(Stored items)
------------------------------------------------------------

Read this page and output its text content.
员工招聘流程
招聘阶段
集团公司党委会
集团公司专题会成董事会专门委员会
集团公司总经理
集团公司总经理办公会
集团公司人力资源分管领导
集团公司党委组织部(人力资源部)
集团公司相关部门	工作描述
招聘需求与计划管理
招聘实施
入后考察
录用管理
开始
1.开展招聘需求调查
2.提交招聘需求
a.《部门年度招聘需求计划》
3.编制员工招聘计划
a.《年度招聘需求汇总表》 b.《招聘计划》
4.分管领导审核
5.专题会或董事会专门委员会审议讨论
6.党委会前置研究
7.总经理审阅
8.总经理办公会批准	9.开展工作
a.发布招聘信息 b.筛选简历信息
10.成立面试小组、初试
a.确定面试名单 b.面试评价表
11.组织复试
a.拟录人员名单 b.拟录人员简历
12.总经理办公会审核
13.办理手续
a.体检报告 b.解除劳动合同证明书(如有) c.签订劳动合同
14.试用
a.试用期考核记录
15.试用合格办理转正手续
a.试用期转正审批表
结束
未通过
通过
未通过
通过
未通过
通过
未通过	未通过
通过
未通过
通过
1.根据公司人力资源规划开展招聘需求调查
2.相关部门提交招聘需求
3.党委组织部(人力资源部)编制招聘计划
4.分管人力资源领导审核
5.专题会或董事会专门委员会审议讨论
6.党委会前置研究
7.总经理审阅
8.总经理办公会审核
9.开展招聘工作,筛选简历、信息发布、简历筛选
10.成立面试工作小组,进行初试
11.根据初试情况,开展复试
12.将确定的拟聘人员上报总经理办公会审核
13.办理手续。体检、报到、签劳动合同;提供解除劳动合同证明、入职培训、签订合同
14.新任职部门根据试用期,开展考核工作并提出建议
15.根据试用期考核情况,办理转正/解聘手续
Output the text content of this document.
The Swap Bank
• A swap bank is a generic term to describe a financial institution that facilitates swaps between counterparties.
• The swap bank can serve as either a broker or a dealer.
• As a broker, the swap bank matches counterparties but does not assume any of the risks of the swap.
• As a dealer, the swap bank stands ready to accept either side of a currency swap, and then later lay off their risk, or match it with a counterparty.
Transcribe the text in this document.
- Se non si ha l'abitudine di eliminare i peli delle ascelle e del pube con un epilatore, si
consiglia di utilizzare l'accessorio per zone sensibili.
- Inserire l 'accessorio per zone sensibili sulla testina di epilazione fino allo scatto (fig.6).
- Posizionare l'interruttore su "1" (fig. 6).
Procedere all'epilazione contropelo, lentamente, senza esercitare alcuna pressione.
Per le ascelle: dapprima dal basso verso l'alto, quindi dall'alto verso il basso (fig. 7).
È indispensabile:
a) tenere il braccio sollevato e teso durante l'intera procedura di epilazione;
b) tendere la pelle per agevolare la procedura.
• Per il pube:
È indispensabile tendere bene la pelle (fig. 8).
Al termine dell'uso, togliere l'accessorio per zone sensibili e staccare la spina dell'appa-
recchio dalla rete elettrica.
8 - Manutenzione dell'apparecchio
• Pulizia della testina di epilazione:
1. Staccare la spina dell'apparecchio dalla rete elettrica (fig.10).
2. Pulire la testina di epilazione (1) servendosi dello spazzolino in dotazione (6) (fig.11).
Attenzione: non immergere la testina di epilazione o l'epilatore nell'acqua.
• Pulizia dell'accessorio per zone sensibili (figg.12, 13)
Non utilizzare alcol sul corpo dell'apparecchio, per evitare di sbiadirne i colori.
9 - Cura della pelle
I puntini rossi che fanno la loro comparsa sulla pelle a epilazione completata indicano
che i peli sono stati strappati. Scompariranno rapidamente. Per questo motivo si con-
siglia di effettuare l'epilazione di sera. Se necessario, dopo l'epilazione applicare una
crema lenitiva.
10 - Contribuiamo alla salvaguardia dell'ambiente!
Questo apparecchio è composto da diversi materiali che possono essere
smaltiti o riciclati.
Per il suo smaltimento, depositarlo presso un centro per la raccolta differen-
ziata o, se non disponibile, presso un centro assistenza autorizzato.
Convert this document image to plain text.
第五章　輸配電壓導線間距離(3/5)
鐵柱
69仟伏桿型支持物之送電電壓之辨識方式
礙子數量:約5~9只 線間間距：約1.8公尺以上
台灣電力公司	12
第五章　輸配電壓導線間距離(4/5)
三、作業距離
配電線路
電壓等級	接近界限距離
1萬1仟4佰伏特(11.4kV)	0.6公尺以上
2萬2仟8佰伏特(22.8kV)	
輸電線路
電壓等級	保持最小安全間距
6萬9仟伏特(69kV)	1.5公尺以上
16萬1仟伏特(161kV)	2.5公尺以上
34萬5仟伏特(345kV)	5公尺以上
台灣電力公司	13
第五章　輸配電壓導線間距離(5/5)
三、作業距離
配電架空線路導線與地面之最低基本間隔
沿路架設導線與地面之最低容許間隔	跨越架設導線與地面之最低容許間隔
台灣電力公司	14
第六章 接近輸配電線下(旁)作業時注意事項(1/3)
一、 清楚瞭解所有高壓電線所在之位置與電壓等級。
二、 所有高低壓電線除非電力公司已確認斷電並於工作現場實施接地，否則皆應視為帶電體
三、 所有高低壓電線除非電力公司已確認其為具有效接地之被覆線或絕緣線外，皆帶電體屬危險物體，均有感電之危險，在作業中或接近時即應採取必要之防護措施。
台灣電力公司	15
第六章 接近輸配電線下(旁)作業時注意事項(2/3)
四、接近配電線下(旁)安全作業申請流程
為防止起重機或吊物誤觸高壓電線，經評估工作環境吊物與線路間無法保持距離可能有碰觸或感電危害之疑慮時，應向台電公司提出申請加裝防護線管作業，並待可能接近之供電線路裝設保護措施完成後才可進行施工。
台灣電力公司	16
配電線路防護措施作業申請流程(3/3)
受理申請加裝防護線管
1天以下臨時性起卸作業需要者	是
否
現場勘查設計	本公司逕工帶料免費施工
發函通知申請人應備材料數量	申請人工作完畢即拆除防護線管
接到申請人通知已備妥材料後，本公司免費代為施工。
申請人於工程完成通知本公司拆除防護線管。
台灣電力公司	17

------------------------------------------------------------

* Written instruction
Locate the line that contains "Convert this document image to plain text.". Repeat it and every line after it, up to and including the final line, exactly.

* The output
Convert this document image to plain text.
第五章　輸配電壓導線間距離(3/5)
鐵柱
69仟伏桿型支持物之送電電壓之辨識方式
礙子數量:約5~9只 線間間距：約1.8公尺以上
台灣電力公司	12
第五章　輸配電壓導線間距離(4/5)
三、作業距離
配電線路
電壓等級	接近界限距離
1萬1仟4佰伏特(11.4kV)	0.6公尺以上
2萬2仟8佰伏特(22.8kV)	
輸電線路
電壓等級	保持最小安全間距
6萬9仟伏特(69kV)	1.5公尺以上
16萬1仟伏特(161kV)	2.5公尺以上
34萬5仟伏特(345kV)	5公尺以上
台灣電力公司	13
第五章　輸配電壓導線間距離(5/5)
三、作業距離
配電架空線路導線與地面之最低基本間隔
沿路架設導線與地面之最低容許間隔	跨越架設導線與地面之最低容許間隔
台灣電力公司	14
第六章 接近輸配電線下(旁)作業時注意事項(1/3)
一、 清楚瞭解所有高壓電線所在之位置與電壓等級。
二、 所有高低壓電線除非電力公司已確認斷電並於工作現場實施接地，否則皆應視為帶電體
三、 所有高低壓電線除非電力公司已確認其為具有效接地之被覆線或絕緣線外，皆帶電體屬危險物體，均有感電之危險，在作業中或接近時即應採取必要之防護措施。
台灣電力公司	15
第六章 接近輸配電線下(旁)作業時注意事項(2/3)
四、接近配電線下(旁)安全作業申請流程
為防止起重機或吊物誤觸高壓電線，經評估工作環境吊物與線路間無法保持距離可能有碰觸或感電危害之疑慮時，應向台電公司提出申請加裝防護線管作業，並待可能接近之供電線路裝設保護措施完成後才可進行施工。
台灣電力公司	16
配電線路防護措施作業申請流程(3/3)
受理申請加裝防護線管
1天以下臨時性起卸作業需要者	是
否
現場勘查設計	本公司逕工帶料免費施工
發函通知申請人應備材料數量	申請人工作完畢即拆除防護線管
接到申請人通知已備妥材料後，本公司免費代為施工。
申請人於工程完成通知本公司拆除防護線管。
台灣電力公司	17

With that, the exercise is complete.